Raqqa

Raqqa
الرقة
City and nahiyah

Raqqa

Location in Syria

Coordinates: 35°57′00″N 39°01′00″E / 35.95°N 39.0167°E / 35.95; 39.0167Coordinates: 35°57′00″N 39°01′00″E / 35.95°N 39.0167°E / 35.95; 39.0167
Country  Syria
Governorate Raqqa
District Raqqa
Founded 244–242 BC
Occupation Syrian Democratic Forces (since 6 August 2017, 55%)
 Islamic State of Iraq and the Levant
Area
  City 35 km2 (14 sq mi)
Elevation 245 m (804 ft)
Population (2004 census)[1]
  City 220,488
  Density 6,300/km2 (16,000/sq mi)
  Nahiyah 338,773
Time zone EET (UTC+2)
  Summer (DST) EEST (UTC+3)
P-Code C5710
Area code(s) 22
Geocode SY110100

Raqqa (Arabic: الرقة ar-Raqqah), also called Raqa, Rakka, al-Raqqah, and ar-Raqqah, is a city in Syria located on the northeast bank of the Euphrates River, about 160 kilometres (99 miles) east of Aleppo. It is located 40 kilometres (25 miles) east of the Tabqa Dam, Syria's largest dam. The Hellenistic, Roman, and Byzantine city and bishopric Callinicum (formerly a Latin—and now a Maronite Catholic titular see) was the capital of the Abbasid Caliphate between 796 and 809, under the reign of Harun al-Rashid. With a population of 220,488 based on the 2004 official census, Raqqa was the sixth largest city in Syria.[1]

During the Syrian Civil War, the city was captured in 2013 by the Syrian opposition and then by the Islamic State of Iraq and the Levant. ISIL went on to make the city its capital in Syria in 2014.[2] As a result, the city has been hit by airstrikes from the Syrian government, Russia, the United States and several other countries. Most non-Sunni religious structures in the city have been destroyed by ISIL, most notably the Shi'ite Uwais al-Qarni Mosque.

Tasks -
A - Using the Raqqa passage, decide whether each statement agrees with it, answering yes or no and quoting the words that settle it: (i) Raqqa lies about 160 kilometers east of Aleppo; (ii) ISIL made Raqqa its capital in Syria in 2013; (iii) the 2004 census made Raqqa the fifth largest city in Syria.
B - Rewrite the part of the Raqqa passage that opens with the words containing "Location in Syria" and closes with "August 2017, 55%)", substituting "Ar-Raqqah" for "Raqqa" wherever it occurs.
The lines after this point come from a separate source.

Data lines -
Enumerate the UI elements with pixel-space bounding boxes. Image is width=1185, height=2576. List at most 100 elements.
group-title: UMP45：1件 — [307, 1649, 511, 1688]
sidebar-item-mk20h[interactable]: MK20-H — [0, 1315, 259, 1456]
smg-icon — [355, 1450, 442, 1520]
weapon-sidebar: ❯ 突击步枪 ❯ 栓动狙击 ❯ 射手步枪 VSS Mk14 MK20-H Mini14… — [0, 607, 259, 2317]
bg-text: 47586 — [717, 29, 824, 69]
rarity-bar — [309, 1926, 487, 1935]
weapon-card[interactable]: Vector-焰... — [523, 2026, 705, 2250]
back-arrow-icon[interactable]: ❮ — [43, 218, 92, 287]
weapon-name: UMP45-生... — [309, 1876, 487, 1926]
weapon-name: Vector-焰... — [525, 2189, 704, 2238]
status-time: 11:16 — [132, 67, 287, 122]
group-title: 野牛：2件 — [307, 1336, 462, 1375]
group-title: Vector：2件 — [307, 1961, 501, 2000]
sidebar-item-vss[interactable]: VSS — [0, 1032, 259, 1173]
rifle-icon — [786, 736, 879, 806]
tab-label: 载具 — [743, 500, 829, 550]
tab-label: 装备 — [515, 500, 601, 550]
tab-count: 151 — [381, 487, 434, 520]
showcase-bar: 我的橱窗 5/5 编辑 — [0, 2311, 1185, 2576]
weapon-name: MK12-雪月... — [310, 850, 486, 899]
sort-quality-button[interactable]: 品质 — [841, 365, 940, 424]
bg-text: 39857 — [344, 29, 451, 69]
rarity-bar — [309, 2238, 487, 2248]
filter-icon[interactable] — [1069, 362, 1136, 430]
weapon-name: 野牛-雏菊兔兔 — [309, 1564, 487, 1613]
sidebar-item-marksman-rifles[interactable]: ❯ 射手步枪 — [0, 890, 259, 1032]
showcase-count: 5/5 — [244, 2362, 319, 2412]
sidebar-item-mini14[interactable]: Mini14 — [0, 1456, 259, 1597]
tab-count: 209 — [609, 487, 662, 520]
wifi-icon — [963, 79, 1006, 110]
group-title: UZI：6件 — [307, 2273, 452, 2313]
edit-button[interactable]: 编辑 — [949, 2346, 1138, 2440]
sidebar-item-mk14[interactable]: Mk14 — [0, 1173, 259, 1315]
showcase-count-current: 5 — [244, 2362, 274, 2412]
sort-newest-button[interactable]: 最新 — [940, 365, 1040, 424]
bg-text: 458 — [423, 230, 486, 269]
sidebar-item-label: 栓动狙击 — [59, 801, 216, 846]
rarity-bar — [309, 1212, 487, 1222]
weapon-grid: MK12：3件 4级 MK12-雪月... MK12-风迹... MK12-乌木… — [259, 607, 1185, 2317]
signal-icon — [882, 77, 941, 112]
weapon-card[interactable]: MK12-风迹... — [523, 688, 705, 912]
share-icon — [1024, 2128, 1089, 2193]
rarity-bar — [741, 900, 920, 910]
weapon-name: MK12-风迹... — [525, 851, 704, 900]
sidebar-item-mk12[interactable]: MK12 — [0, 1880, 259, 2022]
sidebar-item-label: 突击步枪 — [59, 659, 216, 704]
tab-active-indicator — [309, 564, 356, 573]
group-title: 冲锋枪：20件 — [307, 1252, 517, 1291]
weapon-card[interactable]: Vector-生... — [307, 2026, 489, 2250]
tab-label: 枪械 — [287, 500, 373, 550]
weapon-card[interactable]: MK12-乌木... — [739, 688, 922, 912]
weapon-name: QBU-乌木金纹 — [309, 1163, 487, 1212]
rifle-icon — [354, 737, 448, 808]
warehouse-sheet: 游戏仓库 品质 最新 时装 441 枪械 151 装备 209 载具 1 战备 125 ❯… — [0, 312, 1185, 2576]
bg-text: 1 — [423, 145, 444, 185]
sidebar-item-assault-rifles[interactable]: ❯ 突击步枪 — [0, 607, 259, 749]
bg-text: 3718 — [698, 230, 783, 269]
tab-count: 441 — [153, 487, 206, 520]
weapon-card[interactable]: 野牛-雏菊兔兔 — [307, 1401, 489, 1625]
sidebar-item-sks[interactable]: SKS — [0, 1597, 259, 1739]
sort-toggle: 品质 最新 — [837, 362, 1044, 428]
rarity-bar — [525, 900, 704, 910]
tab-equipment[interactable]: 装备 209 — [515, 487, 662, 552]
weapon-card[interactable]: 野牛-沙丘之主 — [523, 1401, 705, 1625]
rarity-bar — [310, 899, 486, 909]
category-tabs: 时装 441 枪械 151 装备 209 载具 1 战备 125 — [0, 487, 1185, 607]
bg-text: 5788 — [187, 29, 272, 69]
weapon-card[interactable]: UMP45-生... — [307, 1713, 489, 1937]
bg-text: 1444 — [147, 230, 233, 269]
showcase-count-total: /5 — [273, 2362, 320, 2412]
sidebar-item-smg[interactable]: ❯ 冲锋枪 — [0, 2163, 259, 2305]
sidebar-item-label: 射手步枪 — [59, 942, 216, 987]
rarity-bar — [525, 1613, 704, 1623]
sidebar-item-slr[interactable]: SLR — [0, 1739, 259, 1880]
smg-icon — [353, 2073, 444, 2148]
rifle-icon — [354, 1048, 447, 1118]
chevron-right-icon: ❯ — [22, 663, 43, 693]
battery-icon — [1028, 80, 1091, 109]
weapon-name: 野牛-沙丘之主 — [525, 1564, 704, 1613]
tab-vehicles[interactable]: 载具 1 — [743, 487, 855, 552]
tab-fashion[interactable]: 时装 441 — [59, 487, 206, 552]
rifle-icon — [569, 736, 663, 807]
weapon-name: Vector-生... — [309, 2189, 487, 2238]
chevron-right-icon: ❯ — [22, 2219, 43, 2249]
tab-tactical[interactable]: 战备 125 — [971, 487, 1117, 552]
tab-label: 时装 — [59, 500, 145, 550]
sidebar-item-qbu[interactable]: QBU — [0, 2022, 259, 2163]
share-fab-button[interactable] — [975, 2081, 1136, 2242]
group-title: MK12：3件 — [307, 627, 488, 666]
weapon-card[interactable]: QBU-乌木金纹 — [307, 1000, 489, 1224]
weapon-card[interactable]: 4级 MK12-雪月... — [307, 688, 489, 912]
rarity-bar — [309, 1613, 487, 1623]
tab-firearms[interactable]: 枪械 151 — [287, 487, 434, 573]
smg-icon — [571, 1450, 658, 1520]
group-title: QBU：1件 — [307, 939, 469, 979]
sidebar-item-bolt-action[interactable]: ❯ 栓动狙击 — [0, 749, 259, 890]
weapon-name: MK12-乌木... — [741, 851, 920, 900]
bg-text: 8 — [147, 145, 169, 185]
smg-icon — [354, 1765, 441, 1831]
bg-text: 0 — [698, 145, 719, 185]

Expected answers -
A -
(i) Yes: "about 160 kilometres (99 miles) east of Aleppo"
(ii) No: "ISIL went on to make the city its capital in Syria in 2014."
(iii) No: "Raqqa was the sixth largest city in Syria."

B -
Location in Syria

Coordinates: 35°57′00″N 39°01′00″E / 35.95°N 39.0167°E / 35.95; 39.0167Coordinates: 35°57′00″N 39°01′00″E / 35.95°N 39.0167°E / 35.95; 39.0167
Country  Syria
Governorate Ar-Raqqah
District Ar-Raqqah
Founded 244–242 BC
Occupation Syrian Democratic Forces (since 6 August 2017, 55%)